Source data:

--------------------------------

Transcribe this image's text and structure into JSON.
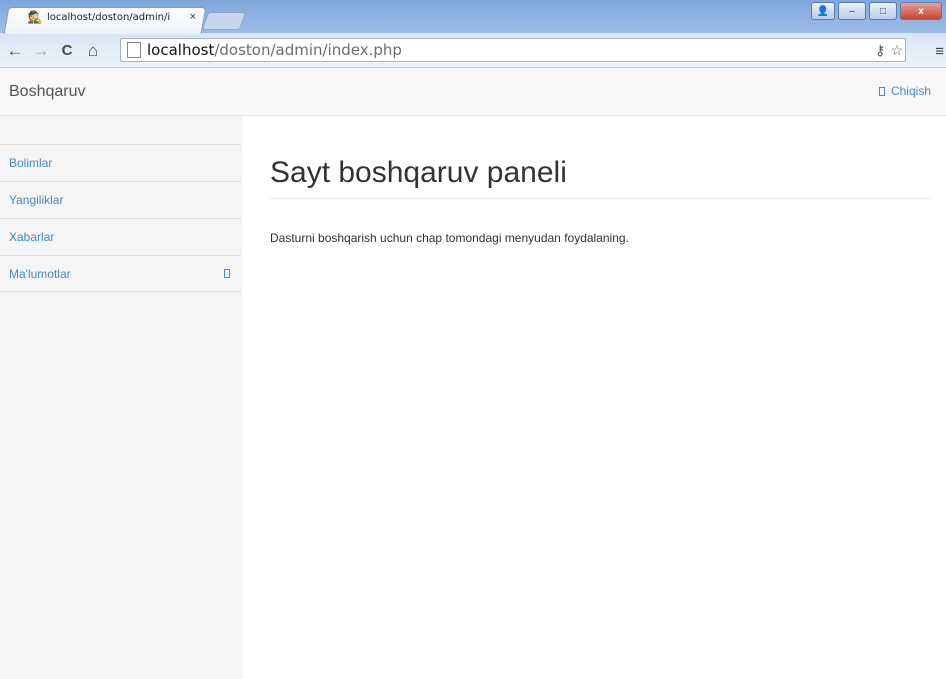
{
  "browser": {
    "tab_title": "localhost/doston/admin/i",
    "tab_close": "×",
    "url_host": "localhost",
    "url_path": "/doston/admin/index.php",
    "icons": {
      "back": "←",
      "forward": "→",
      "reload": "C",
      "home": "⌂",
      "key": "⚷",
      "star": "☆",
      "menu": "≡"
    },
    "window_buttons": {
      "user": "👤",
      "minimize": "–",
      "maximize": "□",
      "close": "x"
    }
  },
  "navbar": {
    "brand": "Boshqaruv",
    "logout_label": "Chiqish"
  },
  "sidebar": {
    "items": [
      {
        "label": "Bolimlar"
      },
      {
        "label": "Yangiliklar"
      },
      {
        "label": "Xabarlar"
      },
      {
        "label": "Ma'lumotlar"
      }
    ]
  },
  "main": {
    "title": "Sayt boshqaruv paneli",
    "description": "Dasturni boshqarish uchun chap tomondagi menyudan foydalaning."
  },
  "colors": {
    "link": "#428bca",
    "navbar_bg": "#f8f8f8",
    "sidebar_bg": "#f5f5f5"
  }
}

--------------------------------

DIRECTIVE: Copy all lines from the material that contain "admin".

TASK OUTPUT:
    "tab_title": "localhost/doston/admin/i",
    "url_path": "/doston/admin/index.php",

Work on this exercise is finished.